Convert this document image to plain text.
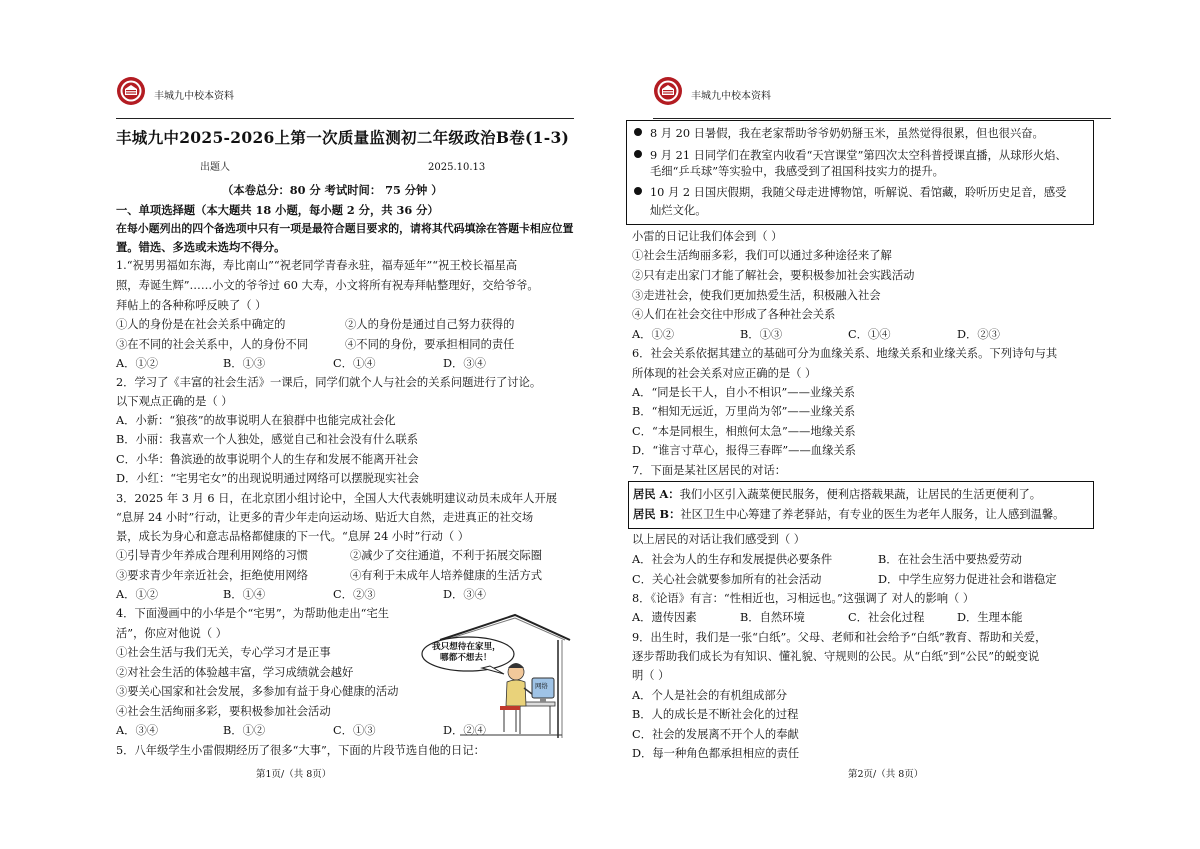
丰城九中校本资料
丰城九中2025-2026上第一次质量监测初二年级政治B卷(1-3)
出题人	2025.10.13
（本卷总分：80 分 考试时间： 75 分钟 ）
一、单项选择题（本大题共 18 小题，每小题 2 分，共 36 分）
在每小题列出的四个备选项中只有一项是最符合题目要求的，请将其代码填涂在答题卡相应位置
置。错选、多选或未选均不得分。
1.“祝男男福如东海，寿比南山”“祝老同学青春永驻，福寿延年”“祝王校长福星高
照，寿诞生辉”……小文的爷爷过 60 大寿，小文将所有祝寿拜帖整理好，交给爷爷。
拜帖上的各种称呼反映了（ ）
①人的身份是在社会关系中确定的	②人的身份是通过自己努力获得的
③在不同的社会关系中，人的身份不同	④不同的身份，要承担相同的责任
A．①②	B．①③	C．①④	D．③④
2．学习了《丰富的社会生活》一课后，同学们就个人与社会的关系问题进行了讨论。
以下观点正确的是（ ）
A．小新：“狼孩”的故事说明人在狼群中也能完成社会化
B．小丽：我喜欢一个人独处，感觉自己和社会没有什么联系
C．小华：鲁滨逊的故事说明个人的生存和发展不能离开社会
D．小红：“宅男宅女”的出现说明通过网络可以摆脱现实社会
3．2025 年 3 月 6 日，在北京团小组讨论中，全国人大代表姚明建议动员未成年人开展
“息屏 24 小时”行动，让更多的青少年走向运动场、贴近大自然，走进真正的社交场
景，成长为身心和意志品格都健康的下一代。“息屏 24 小时”行动（ ）
①引导青少年养成合理利用网络的习惯	②减少了交往通道，不利于拓展交际圈
③要求青少年亲近社会，拒绝使用网络	④有利于未成年人培养健康的生活方式
A．①②	B．①④	C．②③	D．③④
4．下面漫画中的小华是个“宅男”，为帮助他走出“宅生
活”，你应对他说（ ）
①社会生活与我们无关，专心学习才是正事
②对社会生活的体验越丰富，学习成绩就会越好
③要关心国家和社会发展，多参加有益于身心健康的活动
④社会生活绚丽多彩，要积极参加社会活动
A．③④	B．①②	C．①③	D．②④
我只想待在家里，
哪都不想去！
网络
5．八年级学生小雷假期经历了很多“大事”，下面的片段节选自他的日记：
第1页/（共 8页）
丰城九中校本资料
8 月 20 日暑假，我在老家帮助爷爷奶奶掰玉米，虽然觉得很累，但也很兴奋。
9 月 21 日同学们在教室内收看“天宫课堂”第四次太空科普授课直播，从球形火焰、
毛细“乒乓球”等实验中，我感受到了祖国科技实力的提升。
10 月 2 日国庆假期，我随父母走进博物馆，听解说、看馆藏，聆听历史足音，感受
灿烂文化。
小雷的日记让我们体会到（ ）
①社会生活绚丽多彩，我们可以通过多种途径来了解
②只有走出家门才能了解社会，要积极参加社会实践活动
③走进社会，使我们更加热爱生活，积极融入社会
④人们在社会交往中形成了各种社会关系
A．①②	B．①③	C．①④	D．②③
6．社会关系依据其建立的基础可分为血缘关系、地缘关系和业缘关系。下列诗句与其
所体现的社会关系对应正确的是（ ）
A．“同是长干人，自小不相识”——业缘关系
B．“相知无远近，万里尚为邻”——业缘关系
C．“本是同根生，相煎何太急”——地缘关系
D．“谁言寸草心，报得三春晖”——血缘关系
7．下面是某社区居民的对话：
居民 A：我们小区引入蔬菜便民服务，便利店搭载果蔬，让居民的生活更便利了。
居民 B：社区卫生中心筹建了养老驿站，有专业的医生为老年人服务，让人感到温馨。
以上居民的对话让我们感受到（ ）
A．社会为人的生存和发展提供必要条件	B．在社会生活中要热爱劳动
C．关心社会就要参加所有的社会活动	D．中学生应努力促进社会和谐稳定
8．《论语》有言：“性相近也，习相远也。”这强调了 对人的影响（ ）
A．遗传因素	B．自然环境	C．社会化过程	D．生理本能
9．出生时，我们是一张“白纸”。父母、老师和社会给予“白纸”教育、帮助和关爱，
逐步帮助我们成长为有知识、懂礼貌、守规则的公民。从“白纸”到“公民”的蜕变说
明（ ）
A．个人是社会的有机组成部分
B．人的成长是不断社会化的过程
C．社会的发展离不开个人的奉献
D．每一种角色都承担相应的责任
第2页/（共 8页）
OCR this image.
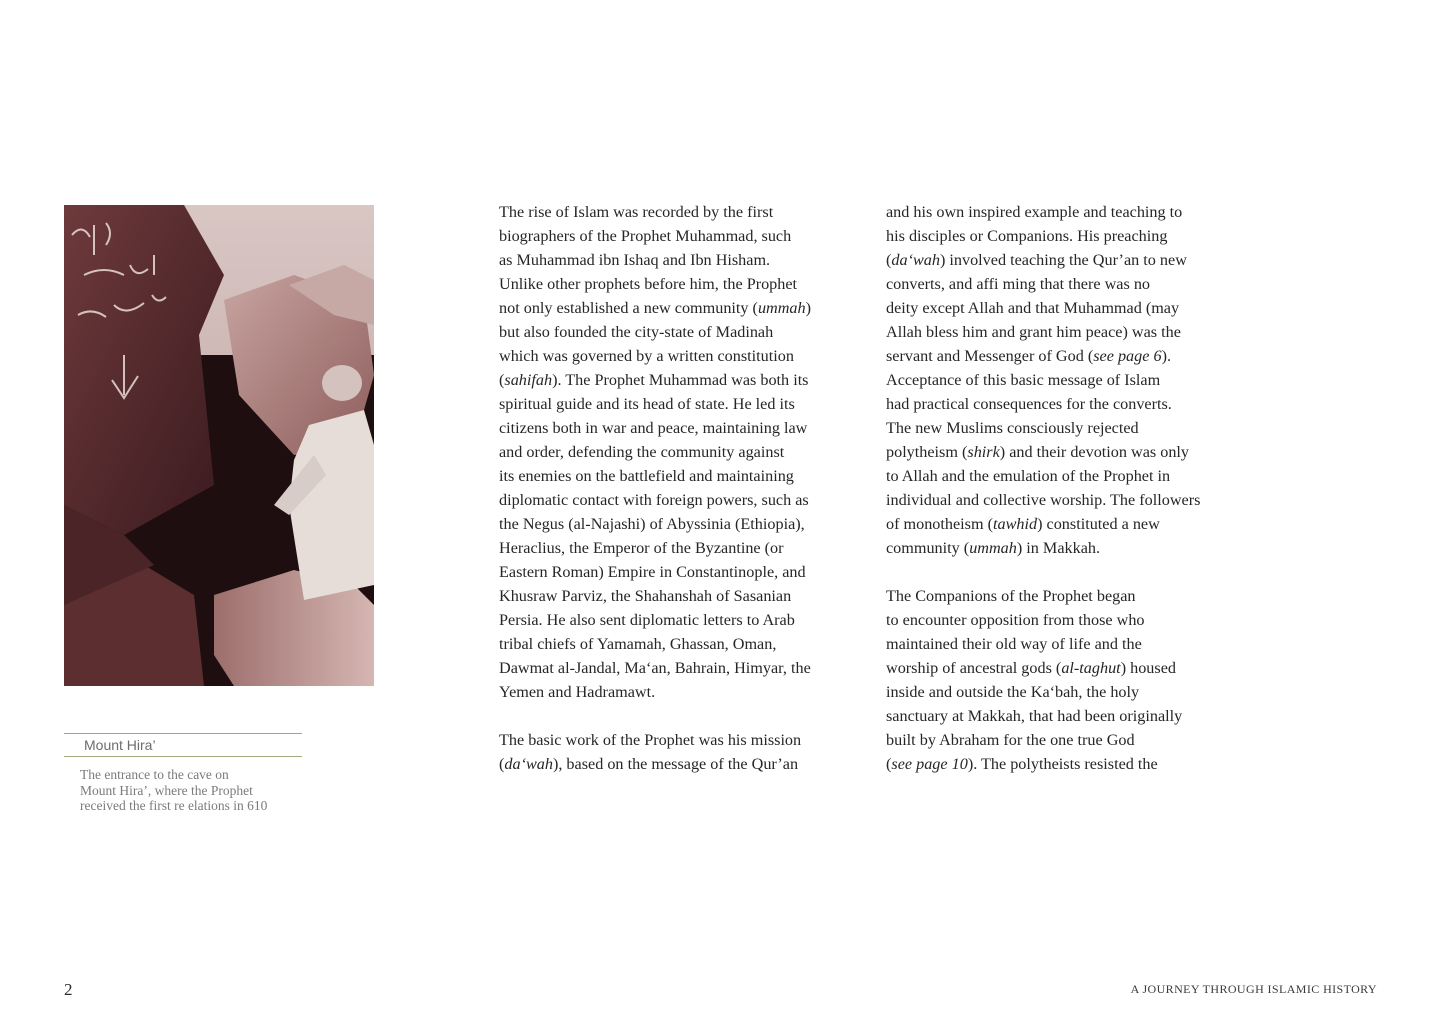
Mount Hira’
The entrance to the cave on
Mount Hira’, where the Prophet
received the first re elations in 610
The rise of Islam was recorded by the first
biographers of the Prophet Muhammad, such
as Muhammad ibn Ishaq and Ibn Hisham.
Unlike other prophets before him, the Prophet
not only established a new community (ummah)
but also founded the city-state of Madinah
which was governed by a written constitution
(sahifah). The Prophet Muhammad was both its
spiritual guide and its head of state. He led its
citizens both in war and peace, maintaining law
and order, defending the community against
its enemies on the battlefield and maintaining
diplomatic contact with foreign powers, such as
the Negus (al-Najashi) of Abyssinia (Ethiopia),
Heraclius, the Emperor of the Byzantine (or
Eastern Roman) Empire in Constantinople, and
Khusraw Parviz, the Shahanshah of Sasanian
Persia. He also sent diplomatic letters to Arab
tribal chiefs of Yamamah, Ghassan, Oman,
Dawmat al-Jandal, Ma‘an, Bahrain, Himyar, the
Yemen and Hadramawt.
The basic work of the Prophet was his mission
(da‘wah), based on the message of the Qur’an
and his own inspired example and teaching to
his disciples or Companions. His preaching
(da‘wah) involved teaching the Qur’an to new
converts, and affi ming that there was no
deity except Allah and that Muhammad (may
Allah bless him and grant him peace) was the
servant and Messenger of God (see page 6).
Acceptance of this basic message of Islam
had practical consequences for the converts.
The new Muslims consciously rejected
polytheism (shirk) and their devotion was only
to Allah and the emulation of the Prophet in
individual and collective worship. The followers
of monotheism (tawhid) constituted a new
community (ummah) in Makkah.
The Companions of the Prophet began
to encounter opposition from those who
maintained their old way of life and the
worship of ancestral gods (al-taghut) housed
inside and outside the Ka‘bah, the holy
sanctuary at Makkah, that had been originally
built by Abraham for the one true God
(see page 10). The polytheists resisted the
2	A JOURNEY THROUGH ISLAMIC HISTORY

======

**Exercise prompt:**
Using the material above, set down every line exactly, but skip the pictures.

**In response:**
Convert this document image to plain text.
丰城九中校本资料
丰城九中2025-2026上第一次质量监测初二年级政治B卷(1-3)
出题人	2025.10.13
（本卷总分：80 分 考试时间： 75 分钟 ）
一、单项选择题（本大题共 18 小题，每小题 2 分，共 36 分）
在每小题列出的四个备选项中只有一项是最符合题目要求的，请将其代码填涂在答题卡相应位置
置。错选、多选或未选均不得分。
1.“祝男男福如东海，寿比南山”“祝老同学青春永驻，福寿延年”“祝王校长福星高
照，寿诞生辉”……小文的爷爷过 60 大寿，小文将所有祝寿拜帖整理好，交给爷爷。
拜帖上的各种称呼反映了（ ）
①人的身份是在社会关系中确定的	②人的身份是通过自己努力获得的
③在不同的社会关系中，人的身份不同	④不同的身份，要承担相同的责任
A．①②	B．①③	C．①④	D．③④
2．学习了《丰富的社会生活》一课后，同学们就个人与社会的关系问题进行了讨论。
以下观点正确的是（ ）
A．小新：“狼孩”的故事说明人在狼群中也能完成社会化
B．小丽：我喜欢一个人独处，感觉自己和社会没有什么联系
C．小华：鲁滨逊的故事说明个人的生存和发展不能离开社会
D．小红：“宅男宅女”的出现说明通过网络可以摆脱现实社会
3．2025 年 3 月 6 日，在北京团小组讨论中，全国人大代表姚明建议动员未成年人开展
“息屏 24 小时”行动，让更多的青少年走向运动场、贴近大自然，走进真正的社交场
景，成长为身心和意志品格都健康的下一代。“息屏 24 小时”行动（ ）
①引导青少年养成合理利用网络的习惯	②减少了交往通道，不利于拓展交际圈
③要求青少年亲近社会，拒绝使用网络	④有利于未成年人培养健康的生活方式
A．①②	B．①④	C．②③	D．③④
4．下面漫画中的小华是个“宅男”，为帮助他走出“宅生
活”，你应对他说（ ）
①社会生活与我们无关，专心学习才是正事
②对社会生活的体验越丰富，学习成绩就会越好
③要关心国家和社会发展，多参加有益于身心健康的活动
④社会生活绚丽多彩，要积极参加社会活动
A．③④	B．①②	C．①③	D．②④
我只想待在家里，
哪都不想去！
网络
5．八年级学生小雷假期经历了很多“大事”，下面的片段节选自他的日记：
第1页/（共 8页）
丰城九中校本资料
8 月 20 日暑假，我在老家帮助爷爷奶奶掰玉米，虽然觉得很累，但也很兴奋。
9 月 21 日同学们在教室内收看“天宫课堂”第四次太空科普授课直播，从球形火焰、
毛细“乒乓球”等实验中，我感受到了祖国科技实力的提升。
10 月 2 日国庆假期，我随父母走进博物馆，听解说、看馆藏，聆听历史足音，感受
灿烂文化。
小雷的日记让我们体会到（ ）
①社会生活绚丽多彩，我们可以通过多种途径来了解
②只有走出家门才能了解社会，要积极参加社会实践活动
③走进社会，使我们更加热爱生活，积极融入社会
④人们在社会交往中形成了各种社会关系
A．①②	B．①③	C．①④	D．②③
6．社会关系依据其建立的基础可分为血缘关系、地缘关系和业缘关系。下列诗句与其
所体现的社会关系对应正确的是（ ）
A．“同是长干人，自小不相识”——业缘关系
B．“相知无远近，万里尚为邻”——业缘关系
C．“本是同根生，相煎何太急”——地缘关系
D．“谁言寸草心，报得三春晖”——血缘关系
7．下面是某社区居民的对话：
居民 A：我们小区引入蔬菜便民服务，便利店搭载果蔬，让居民的生活更便利了。
居民 B：社区卫生中心筹建了养老驿站，有专业的医生为老年人服务，让人感到温馨。
以上居民的对话让我们感受到（ ）
A．社会为人的生存和发展提供必要条件	B．在社会生活中要热爱劳动
C．关心社会就要参加所有的社会活动	D．中学生应努力促进社会和谐稳定
8．《论语》有言：“性相近也，习相远也。”这强调了 对人的影响（ ）
A．遗传因素	B．自然环境	C．社会化过程	D．生理本能
9．出生时，我们是一张“白纸”。父母、老师和社会给予“白纸”教育、帮助和关爱，
逐步帮助我们成长为有知识、懂礼貌、守规则的公民。从“白纸”到“公民”的蜕变说
明（ ）
A．个人是社会的有机组成部分
B．人的成长是不断社会化的过程
C．社会的发展离不开个人的奉献
D．每一种角色都承担相应的责任
第2页/（共 8页）
OCR this image.
Mount Hira’
The entrance to the cave on
Mount Hira’, where the Prophet
received the first re elations in 610
The rise of Islam was recorded by the first
biographers of the Prophet Muhammad, such
as Muhammad ibn Ishaq and Ibn Hisham.
Unlike other prophets before him, the Prophet
not only established a new community (ummah)
but also founded the city-state of Madinah
which was governed by a written constitution
(sahifah). The Prophet Muhammad was both its
spiritual guide and its head of state. He led its
citizens both in war and peace, maintaining law
and order, defending the community against
its enemies on the battlefield and maintaining
diplomatic contact with foreign powers, such as
the Negus (al-Najashi) of Abyssinia (Ethiopia),
Heraclius, the Emperor of the Byzantine (or
Eastern Roman) Empire in Constantinople, and
Khusraw Parviz, the Shahanshah of Sasanian
Persia. He also sent diplomatic letters to Arab
tribal chiefs of Yamamah, Ghassan, Oman,
Dawmat al-Jandal, Ma‘an, Bahrain, Himyar, the
Yemen and Hadramawt.
The basic work of the Prophet was his mission
(da‘wah), based on the message of the Qur’an
and his own inspired example and teaching to
his disciples or Companions. His preaching
(da‘wah) involved teaching the Qur’an to new
converts, and affi ming that there was no
deity except Allah and that Muhammad (may
Allah bless him and grant him peace) was the
servant and Messenger of God (see page 6).
Acceptance of this basic message of Islam
had practical consequences for the converts.
The new Muslims consciously rejected
polytheism (shirk) and their devotion was only
to Allah and the emulation of the Prophet in
individual and collective worship. The followers
of monotheism (tawhid) constituted a new
community (ummah) in Makkah.
The Companions of the Prophet began
to encounter opposition from those who
maintained their old way of life and the
worship of ancestral gods (al-taghut) housed
inside and outside the Ka‘bah, the holy
sanctuary at Makkah, that had been originally
built by Abraham for the one true God
(see page 10). The polytheists resisted the
2	A JOURNEY THROUGH ISLAMIC HISTORY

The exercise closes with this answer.